Exercise description. Wherever "circa" appears in a line, copy that line.

Data records:
──────

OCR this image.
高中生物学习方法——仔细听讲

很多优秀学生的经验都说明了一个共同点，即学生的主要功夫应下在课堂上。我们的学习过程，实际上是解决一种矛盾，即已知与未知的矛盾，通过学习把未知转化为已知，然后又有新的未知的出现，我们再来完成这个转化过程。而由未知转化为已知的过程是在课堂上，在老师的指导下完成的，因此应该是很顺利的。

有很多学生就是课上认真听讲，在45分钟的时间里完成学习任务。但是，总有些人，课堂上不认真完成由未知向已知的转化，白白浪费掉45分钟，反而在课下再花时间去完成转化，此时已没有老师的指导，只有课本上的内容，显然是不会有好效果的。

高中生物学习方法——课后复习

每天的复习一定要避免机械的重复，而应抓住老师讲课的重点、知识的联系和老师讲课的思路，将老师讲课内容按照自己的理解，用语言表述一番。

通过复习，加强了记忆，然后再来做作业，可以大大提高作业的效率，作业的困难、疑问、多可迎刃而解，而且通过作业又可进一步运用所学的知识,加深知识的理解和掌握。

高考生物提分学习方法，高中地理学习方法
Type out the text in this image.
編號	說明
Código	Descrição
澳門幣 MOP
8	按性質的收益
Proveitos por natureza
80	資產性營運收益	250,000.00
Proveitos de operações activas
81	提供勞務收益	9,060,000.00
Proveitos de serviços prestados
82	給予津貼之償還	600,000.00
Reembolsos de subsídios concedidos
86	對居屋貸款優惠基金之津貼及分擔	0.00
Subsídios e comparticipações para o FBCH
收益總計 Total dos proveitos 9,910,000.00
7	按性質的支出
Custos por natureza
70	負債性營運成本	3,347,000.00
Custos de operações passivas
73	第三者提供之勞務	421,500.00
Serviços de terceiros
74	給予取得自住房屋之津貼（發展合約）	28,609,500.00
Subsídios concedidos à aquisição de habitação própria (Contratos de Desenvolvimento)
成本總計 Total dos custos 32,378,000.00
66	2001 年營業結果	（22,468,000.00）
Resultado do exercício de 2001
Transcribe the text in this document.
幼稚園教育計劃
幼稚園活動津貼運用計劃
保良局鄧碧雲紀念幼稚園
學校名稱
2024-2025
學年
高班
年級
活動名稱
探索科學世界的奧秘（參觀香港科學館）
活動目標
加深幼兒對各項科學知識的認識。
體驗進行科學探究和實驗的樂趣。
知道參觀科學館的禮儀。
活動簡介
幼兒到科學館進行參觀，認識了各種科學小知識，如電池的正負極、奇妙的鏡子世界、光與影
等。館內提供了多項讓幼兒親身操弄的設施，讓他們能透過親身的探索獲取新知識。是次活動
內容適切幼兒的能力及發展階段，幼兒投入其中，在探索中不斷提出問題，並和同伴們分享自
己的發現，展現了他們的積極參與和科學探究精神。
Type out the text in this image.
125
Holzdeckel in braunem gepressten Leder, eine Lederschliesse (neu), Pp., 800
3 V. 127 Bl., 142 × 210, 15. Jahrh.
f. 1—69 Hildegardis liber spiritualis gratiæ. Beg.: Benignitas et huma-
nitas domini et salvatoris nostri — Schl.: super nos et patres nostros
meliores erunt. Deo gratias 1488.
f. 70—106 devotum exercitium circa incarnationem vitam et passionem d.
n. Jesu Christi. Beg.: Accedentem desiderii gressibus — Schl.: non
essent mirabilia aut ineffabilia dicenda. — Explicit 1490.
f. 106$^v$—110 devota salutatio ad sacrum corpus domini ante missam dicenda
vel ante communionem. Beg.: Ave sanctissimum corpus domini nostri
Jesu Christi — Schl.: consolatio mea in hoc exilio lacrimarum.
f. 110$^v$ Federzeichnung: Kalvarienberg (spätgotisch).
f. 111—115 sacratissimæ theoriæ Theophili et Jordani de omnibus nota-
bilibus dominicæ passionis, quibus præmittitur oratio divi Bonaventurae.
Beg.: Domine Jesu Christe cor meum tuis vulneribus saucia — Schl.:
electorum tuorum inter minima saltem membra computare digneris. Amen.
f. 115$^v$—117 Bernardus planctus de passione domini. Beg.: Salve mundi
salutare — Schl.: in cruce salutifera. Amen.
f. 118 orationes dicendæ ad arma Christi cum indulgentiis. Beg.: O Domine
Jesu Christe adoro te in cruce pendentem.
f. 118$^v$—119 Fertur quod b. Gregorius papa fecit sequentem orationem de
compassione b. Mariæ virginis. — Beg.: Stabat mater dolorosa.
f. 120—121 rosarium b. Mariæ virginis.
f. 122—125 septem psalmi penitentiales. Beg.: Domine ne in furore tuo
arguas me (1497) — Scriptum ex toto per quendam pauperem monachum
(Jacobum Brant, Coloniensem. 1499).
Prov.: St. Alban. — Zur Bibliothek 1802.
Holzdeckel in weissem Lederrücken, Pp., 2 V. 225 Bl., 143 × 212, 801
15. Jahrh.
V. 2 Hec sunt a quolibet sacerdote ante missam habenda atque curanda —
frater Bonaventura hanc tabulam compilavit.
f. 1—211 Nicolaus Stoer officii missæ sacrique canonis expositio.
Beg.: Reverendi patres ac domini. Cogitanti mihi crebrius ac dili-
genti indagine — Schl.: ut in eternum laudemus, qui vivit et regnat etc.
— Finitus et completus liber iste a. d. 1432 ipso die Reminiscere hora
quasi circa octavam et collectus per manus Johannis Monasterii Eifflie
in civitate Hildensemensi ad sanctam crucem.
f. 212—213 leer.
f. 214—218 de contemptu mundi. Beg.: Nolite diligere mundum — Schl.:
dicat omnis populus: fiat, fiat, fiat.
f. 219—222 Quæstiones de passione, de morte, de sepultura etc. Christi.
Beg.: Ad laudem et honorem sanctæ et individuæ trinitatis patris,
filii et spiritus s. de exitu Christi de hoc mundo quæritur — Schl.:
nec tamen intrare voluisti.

──────

The completed task.
f. 70—106 devotum exercitium circa incarnationem vitam et passionem d.
quasi circa octavam et collectus per manus Johannis Monasterii Eifflie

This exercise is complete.